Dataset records
◇ ◇ ◇
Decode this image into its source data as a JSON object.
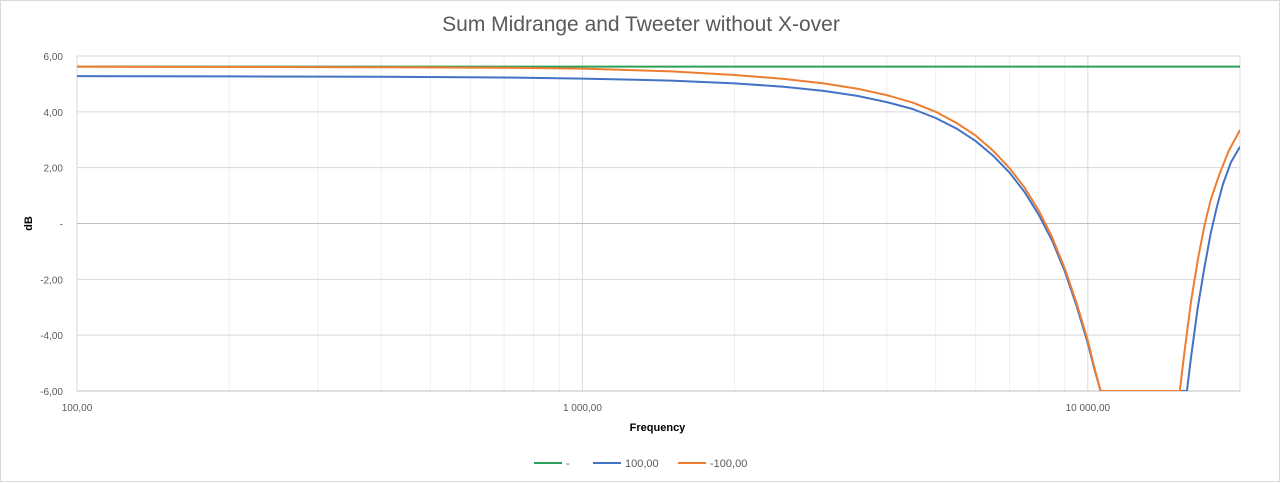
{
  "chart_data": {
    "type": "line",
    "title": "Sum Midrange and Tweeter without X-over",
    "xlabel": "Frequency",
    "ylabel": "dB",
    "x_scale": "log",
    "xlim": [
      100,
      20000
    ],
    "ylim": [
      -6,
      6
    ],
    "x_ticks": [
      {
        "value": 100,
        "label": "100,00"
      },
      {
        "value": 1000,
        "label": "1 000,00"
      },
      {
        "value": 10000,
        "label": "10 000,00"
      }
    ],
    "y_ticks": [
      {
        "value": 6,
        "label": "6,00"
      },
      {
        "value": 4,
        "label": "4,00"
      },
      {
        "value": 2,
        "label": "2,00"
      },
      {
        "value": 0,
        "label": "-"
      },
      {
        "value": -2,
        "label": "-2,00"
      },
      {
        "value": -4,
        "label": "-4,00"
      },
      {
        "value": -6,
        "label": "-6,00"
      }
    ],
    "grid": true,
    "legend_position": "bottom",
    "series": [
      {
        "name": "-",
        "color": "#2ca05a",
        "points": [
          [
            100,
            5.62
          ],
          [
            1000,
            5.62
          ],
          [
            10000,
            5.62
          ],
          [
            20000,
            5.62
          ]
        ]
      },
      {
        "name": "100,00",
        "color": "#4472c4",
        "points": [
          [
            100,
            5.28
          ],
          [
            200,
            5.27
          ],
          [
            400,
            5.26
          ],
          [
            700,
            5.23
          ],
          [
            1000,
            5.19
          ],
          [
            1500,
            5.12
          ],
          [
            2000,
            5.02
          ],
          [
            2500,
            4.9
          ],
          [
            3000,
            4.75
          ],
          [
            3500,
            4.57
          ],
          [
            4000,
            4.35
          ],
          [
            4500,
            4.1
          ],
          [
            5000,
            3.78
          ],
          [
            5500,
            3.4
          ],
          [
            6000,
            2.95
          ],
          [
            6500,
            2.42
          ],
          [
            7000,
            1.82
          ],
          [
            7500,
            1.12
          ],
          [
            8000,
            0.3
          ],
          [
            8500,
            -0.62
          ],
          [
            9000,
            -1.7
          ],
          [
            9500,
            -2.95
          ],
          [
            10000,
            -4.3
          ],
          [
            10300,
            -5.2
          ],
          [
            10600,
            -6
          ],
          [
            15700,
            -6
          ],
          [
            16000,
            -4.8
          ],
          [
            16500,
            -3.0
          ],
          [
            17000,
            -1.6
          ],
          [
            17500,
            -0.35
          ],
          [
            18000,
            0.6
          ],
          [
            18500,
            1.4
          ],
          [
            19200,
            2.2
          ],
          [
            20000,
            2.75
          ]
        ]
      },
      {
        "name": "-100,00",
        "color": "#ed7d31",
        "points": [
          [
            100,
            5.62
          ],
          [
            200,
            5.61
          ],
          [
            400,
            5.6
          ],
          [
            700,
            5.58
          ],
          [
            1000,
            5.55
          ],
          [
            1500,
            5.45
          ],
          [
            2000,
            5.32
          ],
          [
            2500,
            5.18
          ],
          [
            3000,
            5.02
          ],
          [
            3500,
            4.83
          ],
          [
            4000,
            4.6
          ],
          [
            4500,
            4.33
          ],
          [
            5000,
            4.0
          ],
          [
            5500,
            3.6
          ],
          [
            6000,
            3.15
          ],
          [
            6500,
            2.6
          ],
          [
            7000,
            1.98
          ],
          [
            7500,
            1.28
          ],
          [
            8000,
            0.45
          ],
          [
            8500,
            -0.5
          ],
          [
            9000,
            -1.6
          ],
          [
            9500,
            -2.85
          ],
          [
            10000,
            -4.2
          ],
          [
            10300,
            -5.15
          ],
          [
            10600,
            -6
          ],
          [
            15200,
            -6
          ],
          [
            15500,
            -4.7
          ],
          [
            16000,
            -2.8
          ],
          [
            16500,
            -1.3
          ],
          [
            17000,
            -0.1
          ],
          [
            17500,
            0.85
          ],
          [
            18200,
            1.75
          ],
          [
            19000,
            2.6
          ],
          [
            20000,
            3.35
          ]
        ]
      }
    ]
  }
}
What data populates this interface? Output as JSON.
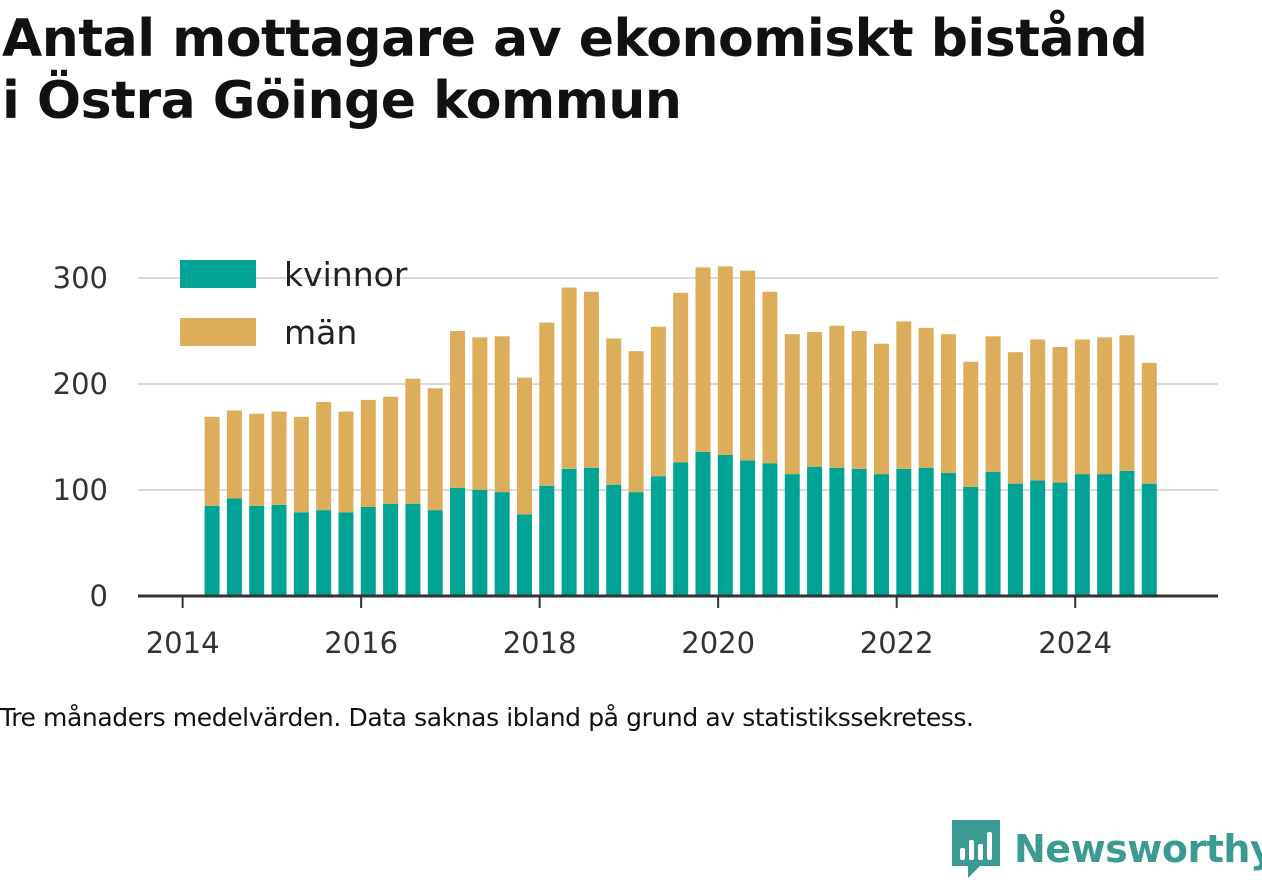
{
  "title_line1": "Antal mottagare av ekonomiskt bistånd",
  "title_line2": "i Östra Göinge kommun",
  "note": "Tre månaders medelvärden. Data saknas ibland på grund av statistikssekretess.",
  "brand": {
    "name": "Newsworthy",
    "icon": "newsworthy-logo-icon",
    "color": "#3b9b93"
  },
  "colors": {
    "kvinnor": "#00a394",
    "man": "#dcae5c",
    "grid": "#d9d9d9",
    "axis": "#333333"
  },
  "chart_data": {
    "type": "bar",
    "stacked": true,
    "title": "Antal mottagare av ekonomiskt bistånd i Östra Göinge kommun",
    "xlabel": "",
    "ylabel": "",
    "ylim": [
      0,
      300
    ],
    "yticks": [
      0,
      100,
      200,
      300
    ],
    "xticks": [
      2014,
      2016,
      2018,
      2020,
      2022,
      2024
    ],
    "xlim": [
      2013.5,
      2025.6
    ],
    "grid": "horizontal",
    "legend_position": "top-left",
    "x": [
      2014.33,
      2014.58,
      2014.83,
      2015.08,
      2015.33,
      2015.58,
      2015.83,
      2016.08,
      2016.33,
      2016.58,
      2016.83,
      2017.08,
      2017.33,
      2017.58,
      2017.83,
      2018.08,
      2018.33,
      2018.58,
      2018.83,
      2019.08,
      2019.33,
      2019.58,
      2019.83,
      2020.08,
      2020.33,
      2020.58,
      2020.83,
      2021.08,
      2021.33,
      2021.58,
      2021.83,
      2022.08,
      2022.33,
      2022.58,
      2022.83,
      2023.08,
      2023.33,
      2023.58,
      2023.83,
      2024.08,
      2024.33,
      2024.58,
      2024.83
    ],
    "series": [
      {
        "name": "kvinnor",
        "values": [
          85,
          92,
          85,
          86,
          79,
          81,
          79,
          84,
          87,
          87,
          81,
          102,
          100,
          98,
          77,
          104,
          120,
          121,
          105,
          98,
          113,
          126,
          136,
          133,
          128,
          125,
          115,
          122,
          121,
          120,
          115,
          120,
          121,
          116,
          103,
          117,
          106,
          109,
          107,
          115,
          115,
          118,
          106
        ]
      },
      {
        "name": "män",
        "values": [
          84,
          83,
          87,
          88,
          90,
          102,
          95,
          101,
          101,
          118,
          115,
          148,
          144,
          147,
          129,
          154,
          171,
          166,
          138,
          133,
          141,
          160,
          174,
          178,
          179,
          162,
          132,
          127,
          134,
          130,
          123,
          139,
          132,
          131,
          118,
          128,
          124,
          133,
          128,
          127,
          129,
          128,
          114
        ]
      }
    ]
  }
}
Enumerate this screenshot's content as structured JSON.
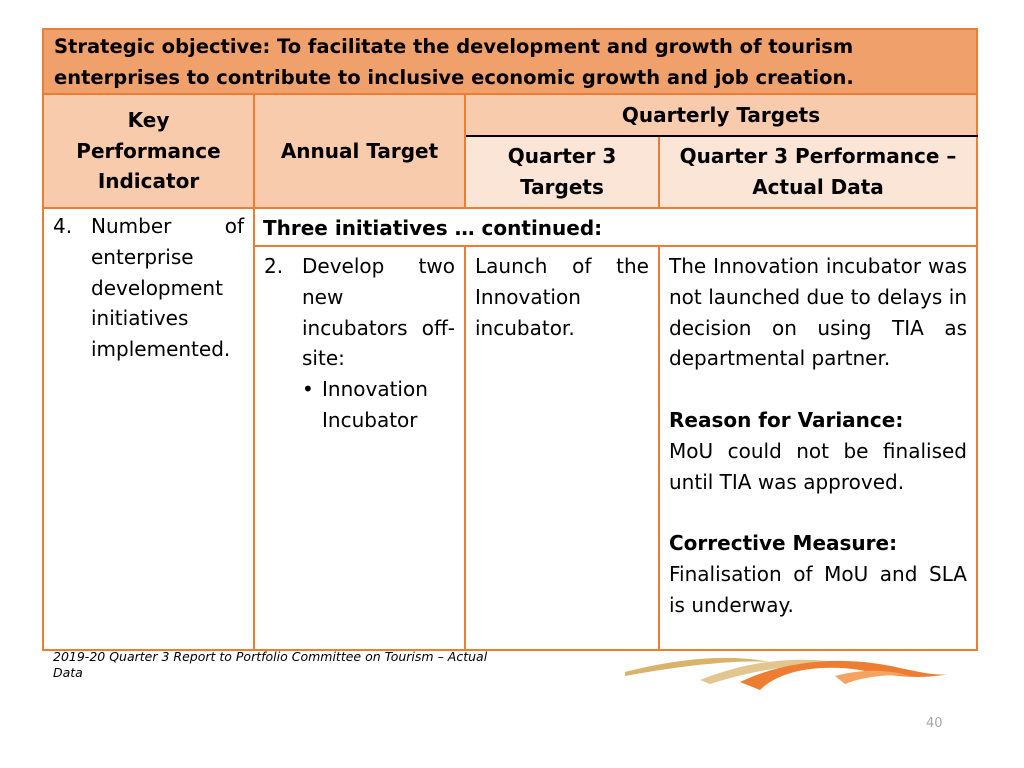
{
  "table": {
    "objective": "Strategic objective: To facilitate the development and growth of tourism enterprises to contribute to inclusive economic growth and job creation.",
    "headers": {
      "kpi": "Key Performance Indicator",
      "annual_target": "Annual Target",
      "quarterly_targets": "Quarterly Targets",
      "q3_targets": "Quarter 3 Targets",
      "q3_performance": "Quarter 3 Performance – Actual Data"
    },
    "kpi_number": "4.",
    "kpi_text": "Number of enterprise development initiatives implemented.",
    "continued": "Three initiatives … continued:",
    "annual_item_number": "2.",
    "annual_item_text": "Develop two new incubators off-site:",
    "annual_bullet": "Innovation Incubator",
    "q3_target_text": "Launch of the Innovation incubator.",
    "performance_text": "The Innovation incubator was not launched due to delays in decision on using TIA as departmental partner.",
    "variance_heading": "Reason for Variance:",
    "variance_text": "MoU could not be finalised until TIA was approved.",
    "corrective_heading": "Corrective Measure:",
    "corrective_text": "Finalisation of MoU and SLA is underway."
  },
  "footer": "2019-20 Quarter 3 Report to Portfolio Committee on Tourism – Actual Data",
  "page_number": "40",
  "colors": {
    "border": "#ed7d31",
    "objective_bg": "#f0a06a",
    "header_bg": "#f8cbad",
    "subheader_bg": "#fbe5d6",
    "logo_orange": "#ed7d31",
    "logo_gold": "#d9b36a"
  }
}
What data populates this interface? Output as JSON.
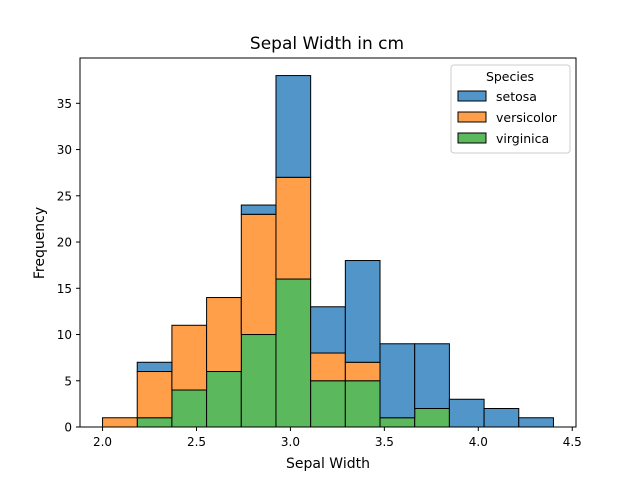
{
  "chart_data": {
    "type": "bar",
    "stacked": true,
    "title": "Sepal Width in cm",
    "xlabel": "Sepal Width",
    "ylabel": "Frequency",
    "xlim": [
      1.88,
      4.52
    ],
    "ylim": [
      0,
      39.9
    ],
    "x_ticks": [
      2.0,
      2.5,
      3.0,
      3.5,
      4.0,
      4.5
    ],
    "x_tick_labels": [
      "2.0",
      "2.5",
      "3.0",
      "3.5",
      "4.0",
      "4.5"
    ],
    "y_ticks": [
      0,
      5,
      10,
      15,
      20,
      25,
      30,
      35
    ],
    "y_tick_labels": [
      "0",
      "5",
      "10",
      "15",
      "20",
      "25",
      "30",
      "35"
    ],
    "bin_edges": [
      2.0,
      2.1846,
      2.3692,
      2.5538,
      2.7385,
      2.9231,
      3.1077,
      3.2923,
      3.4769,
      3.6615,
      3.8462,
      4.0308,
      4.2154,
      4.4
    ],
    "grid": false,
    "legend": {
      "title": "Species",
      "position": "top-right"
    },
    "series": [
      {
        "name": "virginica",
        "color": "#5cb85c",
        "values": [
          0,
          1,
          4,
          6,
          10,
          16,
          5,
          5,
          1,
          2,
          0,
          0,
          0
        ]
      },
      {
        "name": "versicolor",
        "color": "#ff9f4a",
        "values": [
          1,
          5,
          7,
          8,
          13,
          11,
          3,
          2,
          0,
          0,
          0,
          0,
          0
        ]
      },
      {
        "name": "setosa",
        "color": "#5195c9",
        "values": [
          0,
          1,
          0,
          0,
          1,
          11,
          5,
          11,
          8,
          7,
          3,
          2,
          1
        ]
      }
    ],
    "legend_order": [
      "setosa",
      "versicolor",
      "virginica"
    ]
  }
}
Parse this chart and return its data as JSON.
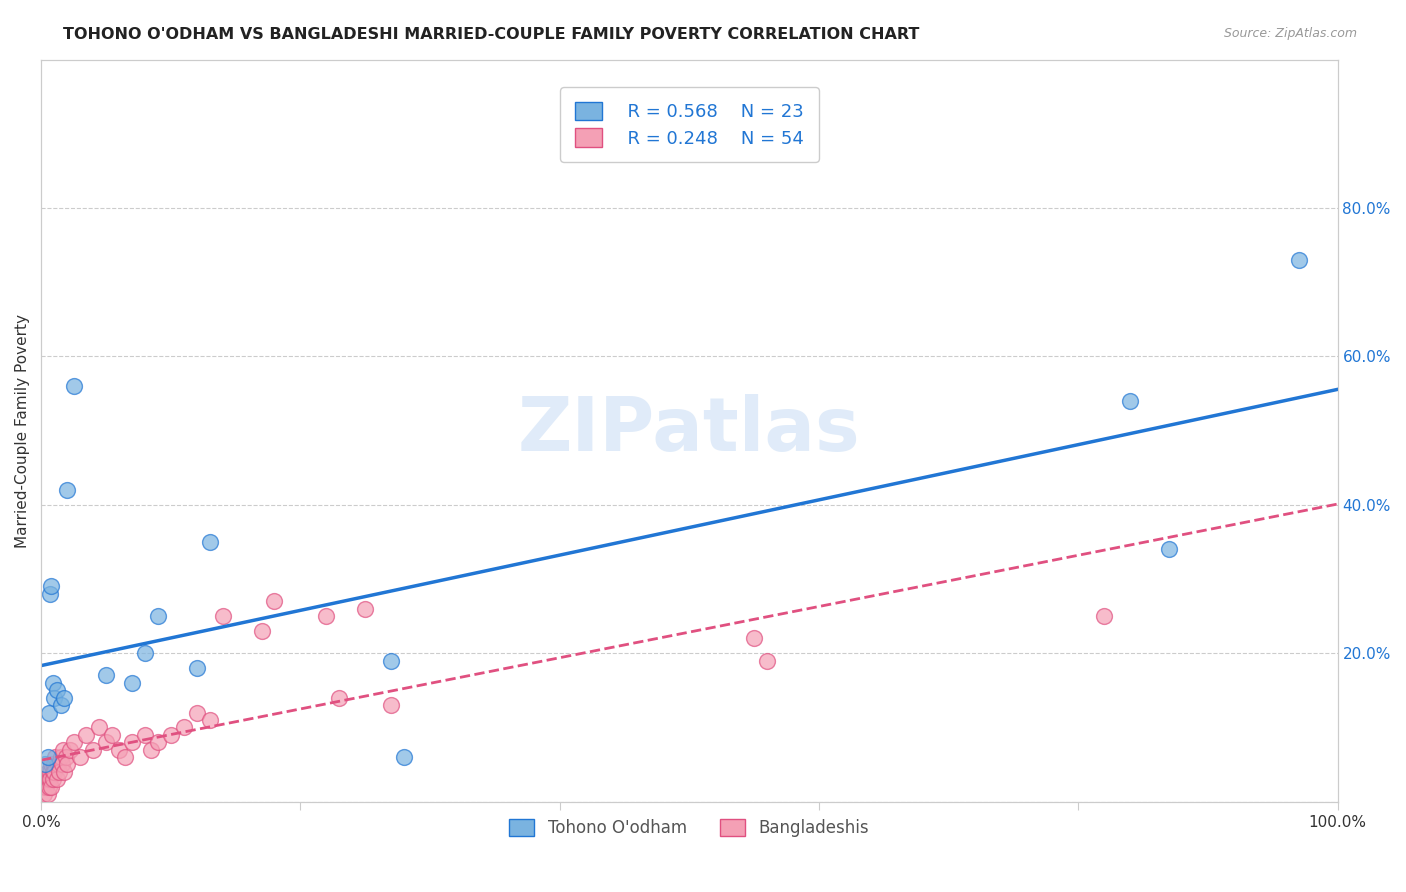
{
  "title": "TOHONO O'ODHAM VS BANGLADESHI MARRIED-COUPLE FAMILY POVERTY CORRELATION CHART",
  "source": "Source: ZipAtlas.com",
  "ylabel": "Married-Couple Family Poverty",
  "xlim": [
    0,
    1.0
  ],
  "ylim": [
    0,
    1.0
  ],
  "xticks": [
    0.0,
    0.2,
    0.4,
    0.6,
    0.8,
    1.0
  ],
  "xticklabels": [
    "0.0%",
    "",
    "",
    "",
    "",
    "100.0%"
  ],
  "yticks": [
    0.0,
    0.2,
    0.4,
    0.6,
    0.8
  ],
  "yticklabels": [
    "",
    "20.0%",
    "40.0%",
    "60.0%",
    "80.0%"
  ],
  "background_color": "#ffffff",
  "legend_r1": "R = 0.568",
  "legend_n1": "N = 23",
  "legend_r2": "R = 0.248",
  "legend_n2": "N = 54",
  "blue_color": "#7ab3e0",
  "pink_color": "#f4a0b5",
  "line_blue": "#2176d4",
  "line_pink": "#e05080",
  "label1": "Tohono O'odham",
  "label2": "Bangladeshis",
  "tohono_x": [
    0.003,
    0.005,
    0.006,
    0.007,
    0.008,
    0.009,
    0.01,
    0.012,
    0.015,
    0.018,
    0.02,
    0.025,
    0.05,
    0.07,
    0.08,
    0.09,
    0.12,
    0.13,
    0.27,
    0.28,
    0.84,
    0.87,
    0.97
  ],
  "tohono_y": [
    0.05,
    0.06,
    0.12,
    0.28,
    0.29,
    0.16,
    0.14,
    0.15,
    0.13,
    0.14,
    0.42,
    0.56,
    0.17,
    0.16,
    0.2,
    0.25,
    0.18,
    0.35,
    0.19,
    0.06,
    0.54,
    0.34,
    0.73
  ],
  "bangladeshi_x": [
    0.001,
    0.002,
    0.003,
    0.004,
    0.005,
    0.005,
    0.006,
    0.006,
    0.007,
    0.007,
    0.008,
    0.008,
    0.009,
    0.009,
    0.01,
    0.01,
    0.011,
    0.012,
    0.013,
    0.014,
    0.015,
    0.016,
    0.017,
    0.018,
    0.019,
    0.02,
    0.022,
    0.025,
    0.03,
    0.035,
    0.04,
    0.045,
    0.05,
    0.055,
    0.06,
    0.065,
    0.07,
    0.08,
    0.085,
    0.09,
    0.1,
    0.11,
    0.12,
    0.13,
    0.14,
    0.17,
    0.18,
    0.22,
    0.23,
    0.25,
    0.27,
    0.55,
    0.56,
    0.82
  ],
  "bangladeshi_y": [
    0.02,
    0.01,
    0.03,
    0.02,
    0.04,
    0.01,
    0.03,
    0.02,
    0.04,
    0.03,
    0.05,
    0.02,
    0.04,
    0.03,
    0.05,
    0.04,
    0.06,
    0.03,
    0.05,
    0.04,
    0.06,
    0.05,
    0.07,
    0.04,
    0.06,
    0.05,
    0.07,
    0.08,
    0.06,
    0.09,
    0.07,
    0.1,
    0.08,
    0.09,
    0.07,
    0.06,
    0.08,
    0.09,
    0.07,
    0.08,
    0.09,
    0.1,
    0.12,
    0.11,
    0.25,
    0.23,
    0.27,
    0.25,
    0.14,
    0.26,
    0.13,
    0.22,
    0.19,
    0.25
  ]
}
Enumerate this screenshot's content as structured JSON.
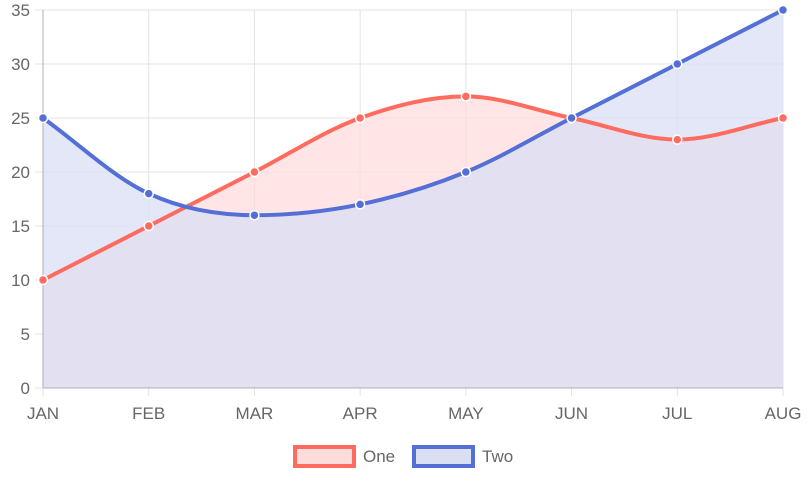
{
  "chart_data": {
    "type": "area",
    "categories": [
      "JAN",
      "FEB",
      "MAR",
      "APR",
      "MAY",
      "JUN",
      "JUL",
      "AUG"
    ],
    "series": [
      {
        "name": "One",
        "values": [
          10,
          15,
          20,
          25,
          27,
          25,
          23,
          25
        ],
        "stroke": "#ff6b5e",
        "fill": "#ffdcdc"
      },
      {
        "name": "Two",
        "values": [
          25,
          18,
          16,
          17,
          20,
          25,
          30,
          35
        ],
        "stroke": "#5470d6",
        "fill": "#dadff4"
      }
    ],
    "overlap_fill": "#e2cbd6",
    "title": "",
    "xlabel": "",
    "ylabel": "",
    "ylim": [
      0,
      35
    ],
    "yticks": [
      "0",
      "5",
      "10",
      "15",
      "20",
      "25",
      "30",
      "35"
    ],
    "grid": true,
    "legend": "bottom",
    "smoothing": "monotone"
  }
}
◇ ◇ ◇
Goal:
Check each line of the records above for the string "name", and report every line that has it.

Reply:
        "name": "-",
        "name": "100,00",
        "name": "-100,00",
    "name": "Newsworthy",
        "name": "kvinnor",
        "name": "män",
        "name": "virginica",
        "name": "versicolor",
        "name": "setosa",
        "name": "One",
        "name": "Two",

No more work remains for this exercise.